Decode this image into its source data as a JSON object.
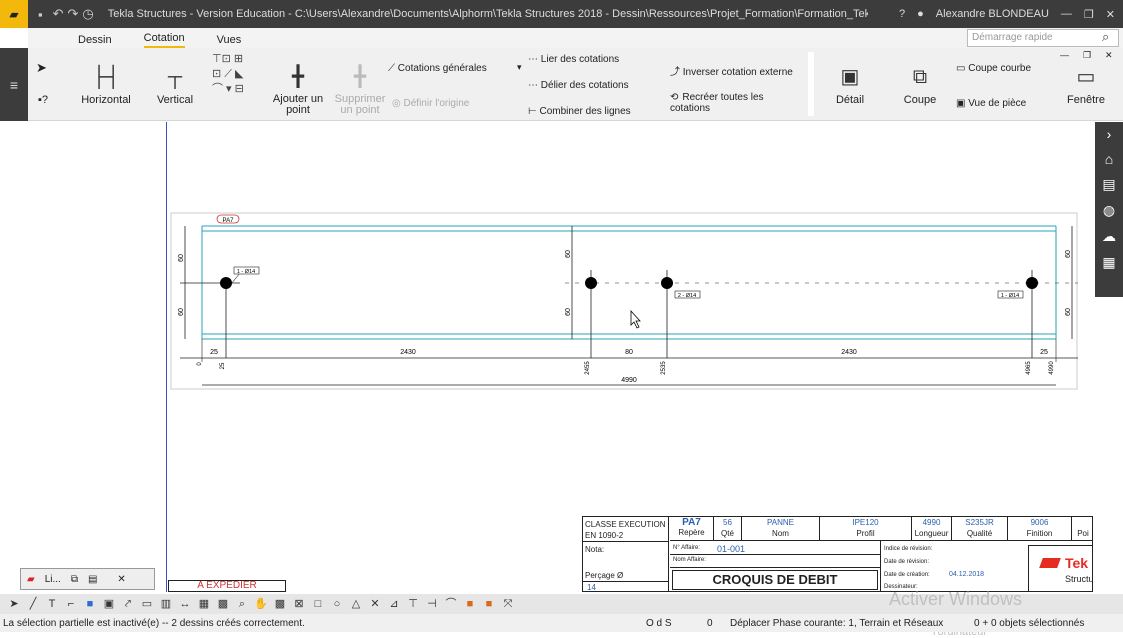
{
  "titlebar": {
    "title": "Tekla Structures - Version Education - C:\\Users\\Alexandre\\Documents\\Alphorm\\Tekla Structures 2018 - Dessin\\Ressources\\Projet_Formation\\Formation_Tekla_D...",
    "help": "?",
    "user": "Alexandre BLONDEAU"
  },
  "tabs": [
    "Dessin",
    "Cotation",
    "Vues"
  ],
  "search_placeholder": "Démarrage rapide",
  "ribbon": {
    "horizontal": "Horizontal",
    "vertical": "Vertical",
    "ajouter_point": "Ajouter un point",
    "supprimer_point": "Supprimer un point",
    "definir_origine": "Définir l'origine",
    "cotations_generales": "Cotations générales",
    "lier": "Lier des cotations",
    "delier": "Délier des cotations",
    "combiner": "Combiner des lignes",
    "inverser": "Inverser cotation externe",
    "recreer": "Recréer toutes les cotations",
    "detail": "Détail",
    "coupe": "Coupe",
    "coupe_courbe": "Coupe courbe",
    "vue_piece": "Vue de pièce",
    "fenetre": "Fenêtre"
  },
  "drawing": {
    "part_label": "PA7",
    "hole_labels": [
      "1 - Ø14",
      "2 - Ø14",
      "1 - Ø14"
    ],
    "left_vertical_dims": [
      "60",
      "60"
    ],
    "mid_vertical_dims": [
      "60",
      "60"
    ],
    "right_vertical_dims": [
      "60",
      "60"
    ],
    "bottom_chain": [
      "25",
      "2430",
      "80",
      "2430",
      "25"
    ],
    "ordinates": [
      "0",
      "25",
      "2455",
      "2535",
      "4965",
      "4990"
    ],
    "overall": "4990"
  },
  "cartouche": {
    "classe": "CLASSE EXECUTION",
    "norme": "EN 1090-2",
    "nota": "Nota:",
    "percage": "Perçage Ø",
    "percage_val": "14",
    "repere_val": "PA7",
    "qte_val": "56",
    "nom_val": "PANNE",
    "profil_val": "IPE120",
    "longueur_val": "4990",
    "qualite_val": "S235JR",
    "finition_val": "9006",
    "repere": "Repère",
    "qte": "Qté",
    "nom": "Nom",
    "profil": "Profil",
    "longueur": "Longueur",
    "qualite": "Qualité",
    "finition": "Finition",
    "poids": "Poi",
    "n_affaire": "N° Affaire:",
    "n_affaire_val": "01-001",
    "nom_affaire": "Nom Affaire:",
    "indice": "Indice de révision:",
    "date_rev": "Date de révision:",
    "date_creation": "Date de création:",
    "date_creation_val": "04.12.2018",
    "dessinateur": "Dessinateur:",
    "croquis": "CROQUIS  DE  DEBIT",
    "logo": "Tek",
    "logo2": "Structu"
  },
  "left_panel": {
    "tab": "Li..."
  },
  "expedier": "A EXPEDIER",
  "watermark": {
    "line1": "Activer Windows",
    "line2": "Accédez aux paramètres de l'ordinateur"
  },
  "status": {
    "left": "La sélection partielle est inactivé(e) -- 2 dessins créés correctement.",
    "ods": "O d S",
    "zero": "0",
    "phase": "Déplacer Phase courante: 1, Terrain et Réseaux",
    "sel": "0 + 0 objets sélectionnés"
  }
}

DO THIS: Output the records above exactly; leave out the pictures.

THE REPLY:
Decode this image into its source data as a JSON object.
{
  "titlebar": {
    "title": "Tekla Structures - Version Education - C:\\Users\\Alexandre\\Documents\\Alphorm\\Tekla Structures 2018 - Dessin\\Ressources\\Projet_Formation\\Formation_Tekla_D...",
    "help": "?",
    "user": "Alexandre BLONDEAU"
  },
  "tabs": [
    "Dessin",
    "Cotation",
    "Vues"
  ],
  "search_placeholder": "Démarrage rapide",
  "ribbon": {
    "horizontal": "Horizontal",
    "vertical": "Vertical",
    "ajouter_point": "Ajouter un point",
    "supprimer_point": "Supprimer un point",
    "definir_origine": "Définir l'origine",
    "cotations_generales": "Cotations générales",
    "lier": "Lier des cotations",
    "delier": "Délier des cotations",
    "combiner": "Combiner des lignes",
    "inverser": "Inverser cotation externe",
    "recreer": "Recréer toutes les cotations",
    "detail": "Détail",
    "coupe": "Coupe",
    "coupe_courbe": "Coupe courbe",
    "vue_piece": "Vue de pièce",
    "fenetre": "Fenêtre"
  },
  "drawing": {
    "part_label": "PA7",
    "hole_labels": [
      "1 - Ø14",
      "2 - Ø14",
      "1 - Ø14"
    ],
    "left_vertical_dims": [
      "60",
      "60"
    ],
    "mid_vertical_dims": [
      "60",
      "60"
    ],
    "right_vertical_dims": [
      "60",
      "60"
    ],
    "bottom_chain": [
      "25",
      "2430",
      "80",
      "2430",
      "25"
    ],
    "ordinates": [
      "0",
      "25",
      "2455",
      "2535",
      "4965",
      "4990"
    ],
    "overall": "4990"
  },
  "cartouche": {
    "classe": "CLASSE EXECUTION",
    "norme": "EN 1090-2",
    "nota": "Nota:",
    "percage": "Perçage Ø",
    "percage_val": "14",
    "repere_val": "PA7",
    "qte_val": "56",
    "nom_val": "PANNE",
    "profil_val": "IPE120",
    "longueur_val": "4990",
    "qualite_val": "S235JR",
    "finition_val": "9006",
    "repere": "Repère",
    "qte": "Qté",
    "nom": "Nom",
    "profil": "Profil",
    "longueur": "Longueur",
    "qualite": "Qualité",
    "finition": "Finition",
    "poids": "Poi",
    "n_affaire": "N° Affaire:",
    "n_affaire_val": "01-001",
    "nom_affaire": "Nom Affaire:",
    "indice": "Indice de révision:",
    "date_rev": "Date de révision:",
    "date_creation": "Date de création:",
    "date_creation_val": "04.12.2018",
    "dessinateur": "Dessinateur:",
    "croquis": "CROQUIS  DE  DEBIT",
    "logo": "Tek",
    "logo2": "Structu"
  },
  "left_panel": {
    "tab": "Li..."
  },
  "expedier": "A EXPEDIER",
  "watermark": {
    "line1": "Activer Windows",
    "line2": "Accédez aux paramètres de l'ordinateur"
  },
  "status": {
    "left": "La sélection partielle est inactivé(e) -- 2 dessins créés correctement.",
    "ods": "O d S",
    "zero": "0",
    "phase": "Déplacer Phase courante: 1, Terrain et Réseaux",
    "sel": "0 + 0 objets sélectionnés"
  }
}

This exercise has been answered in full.